Required work
Copy down every line where the string "value" shows up.
======== Given information
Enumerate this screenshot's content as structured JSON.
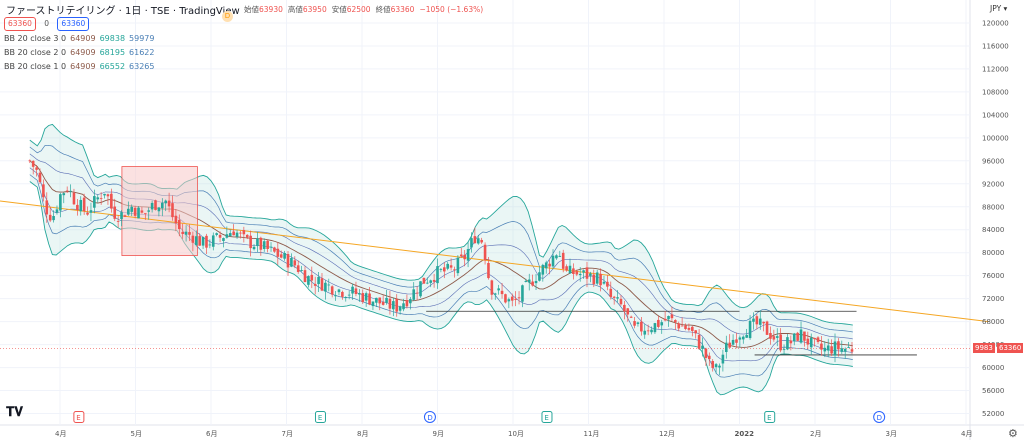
{
  "header": {
    "title": "ファーストリテイリング · 1日 · TSE · TradingView",
    "status_dot": "D",
    "ohlc": [
      {
        "label": "始値",
        "value": "63930"
      },
      {
        "label": "高値",
        "value": "63950"
      },
      {
        "label": "安値",
        "value": "62500"
      },
      {
        "label": "終値",
        "value": "63360"
      },
      {
        "label": "",
        "value": "−1050 (−1.63%)"
      }
    ],
    "buy_price": "63360",
    "spread": "0",
    "sell_price": "63360"
  },
  "indicators": [
    {
      "name": "BB 20 close 3 0",
      "basis": "64909",
      "upper": "69838",
      "lower": "59979"
    },
    {
      "name": "BB 20 close 2 0",
      "basis": "64909",
      "upper": "68195",
      "lower": "61622"
    },
    {
      "name": "BB 20 close 1 0",
      "basis": "64909",
      "upper": "66552",
      "lower": "63265"
    }
  ],
  "currency": "JPY",
  "price_tags": {
    "symbol": "9983",
    "last": "63360"
  },
  "colors": {
    "up": "#26a69a",
    "down": "#ef5350",
    "band3": "#26a69a",
    "band2": "#4a7fb5",
    "band1": "#5b6fb5",
    "basis": "#8d5a4a",
    "trendline": "#f5a623",
    "zone": "#f8c8c8"
  },
  "chart_data": {
    "type": "candlestick",
    "title": "ファーストリテイリング · 1日 · TSE",
    "ylim": [
      50000,
      124000
    ],
    "y_ticks": [
      52000,
      56000,
      60000,
      64000,
      68000,
      72000,
      76000,
      80000,
      84000,
      88000,
      92000,
      96000,
      100000,
      104000,
      108000,
      112000,
      116000,
      120000
    ],
    "x_ticks": [
      "4月",
      "5月",
      "6月",
      "7月",
      "8月",
      "9月",
      "10月",
      "11月",
      "12月",
      "2022",
      "2月",
      "3月",
      "4月"
    ],
    "events": [
      {
        "month_index": 0.25,
        "label": "E",
        "kind": "earnings-red"
      },
      {
        "month_index": 3.45,
        "label": "E",
        "kind": "earnings"
      },
      {
        "month_index": 4.9,
        "label": "D",
        "kind": "dividend"
      },
      {
        "month_index": 6.45,
        "label": "E",
        "kind": "earnings"
      },
      {
        "month_index": 9.4,
        "label": "E",
        "kind": "earnings"
      },
      {
        "month_index": 10.85,
        "label": "D",
        "kind": "dividend"
      }
    ],
    "trendline": [
      [
        0,
        89000
      ],
      [
        12.3,
        68000
      ]
    ],
    "support_lines": [
      {
        "from": 4.85,
        "to": 9.0,
        "price": 69800
      },
      {
        "from": 9.2,
        "to": 10.55,
        "price": 69800
      },
      {
        "from": 9.2,
        "to": 11.35,
        "price": 62200
      }
    ],
    "zone": {
      "x": [
        0.82,
        1.82
      ],
      "y": [
        79500,
        95000
      ]
    },
    "close_path": [
      [
        0,
        96000
      ],
      [
        0.1,
        94000
      ],
      [
        0.2,
        88000
      ],
      [
        0.3,
        86000
      ],
      [
        0.4,
        90000
      ],
      [
        0.5,
        91500
      ],
      [
        0.6,
        89000
      ],
      [
        0.75,
        87000
      ],
      [
        0.9,
        89500
      ],
      [
        1.0,
        91000
      ],
      [
        1.1,
        87000
      ],
      [
        1.2,
        86500
      ],
      [
        1.35,
        88000
      ],
      [
        1.5,
        86500
      ],
      [
        1.65,
        88500
      ],
      [
        1.8,
        89000
      ],
      [
        1.9,
        86000
      ],
      [
        2.0,
        83500
      ],
      [
        2.15,
        83000
      ],
      [
        2.3,
        81500
      ],
      [
        2.5,
        82500
      ],
      [
        2.7,
        84000
      ],
      [
        2.85,
        82000
      ],
      [
        3.0,
        81500
      ],
      [
        3.15,
        80500
      ],
      [
        3.3,
        79500
      ],
      [
        3.5,
        78000
      ],
      [
        3.7,
        75500
      ],
      [
        3.9,
        74500
      ],
      [
        4.1,
        73500
      ],
      [
        4.3,
        73000
      ],
      [
        4.5,
        72000
      ],
      [
        4.7,
        71000
      ],
      [
        4.85,
        70500
      ],
      [
        5.0,
        72000
      ],
      [
        5.2,
        75000
      ],
      [
        5.4,
        76500
      ],
      [
        5.6,
        77000
      ],
      [
        5.75,
        79000
      ],
      [
        5.9,
        83000
      ],
      [
        6.0,
        82000
      ],
      [
        6.1,
        74000
      ],
      [
        6.25,
        72500
      ],
      [
        6.4,
        71000
      ],
      [
        6.55,
        73500
      ],
      [
        6.7,
        76000
      ],
      [
        6.85,
        78000
      ],
      [
        7.0,
        80500
      ],
      [
        7.1,
        76500
      ],
      [
        7.2,
        76500
      ],
      [
        7.4,
        76000
      ],
      [
        7.55,
        75500
      ],
      [
        7.7,
        72000
      ],
      [
        7.85,
        70500
      ],
      [
        8.0,
        66500
      ],
      [
        8.15,
        67000
      ],
      [
        8.3,
        67500
      ],
      [
        8.45,
        68500
      ],
      [
        8.6,
        67500
      ],
      [
        8.75,
        66500
      ],
      [
        8.9,
        63500
      ],
      [
        9.0,
        60500
      ],
      [
        9.1,
        59500
      ],
      [
        9.2,
        63000
      ],
      [
        9.35,
        65500
      ],
      [
        9.5,
        67000
      ],
      [
        9.65,
        67500
      ],
      [
        9.8,
        66000
      ],
      [
        9.95,
        64000
      ],
      [
        10.1,
        64500
      ],
      [
        10.2,
        66000
      ],
      [
        10.35,
        64000
      ],
      [
        10.5,
        63000
      ],
      [
        10.65,
        63500
      ],
      [
        10.8,
        63300
      ],
      [
        10.9,
        63360
      ]
    ]
  }
}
================
Exercise response
        "value": "63930"
        "value": "63950"
        "value": "62500"
        "value": "63360"
        "value": "−1050 (−1.63%)"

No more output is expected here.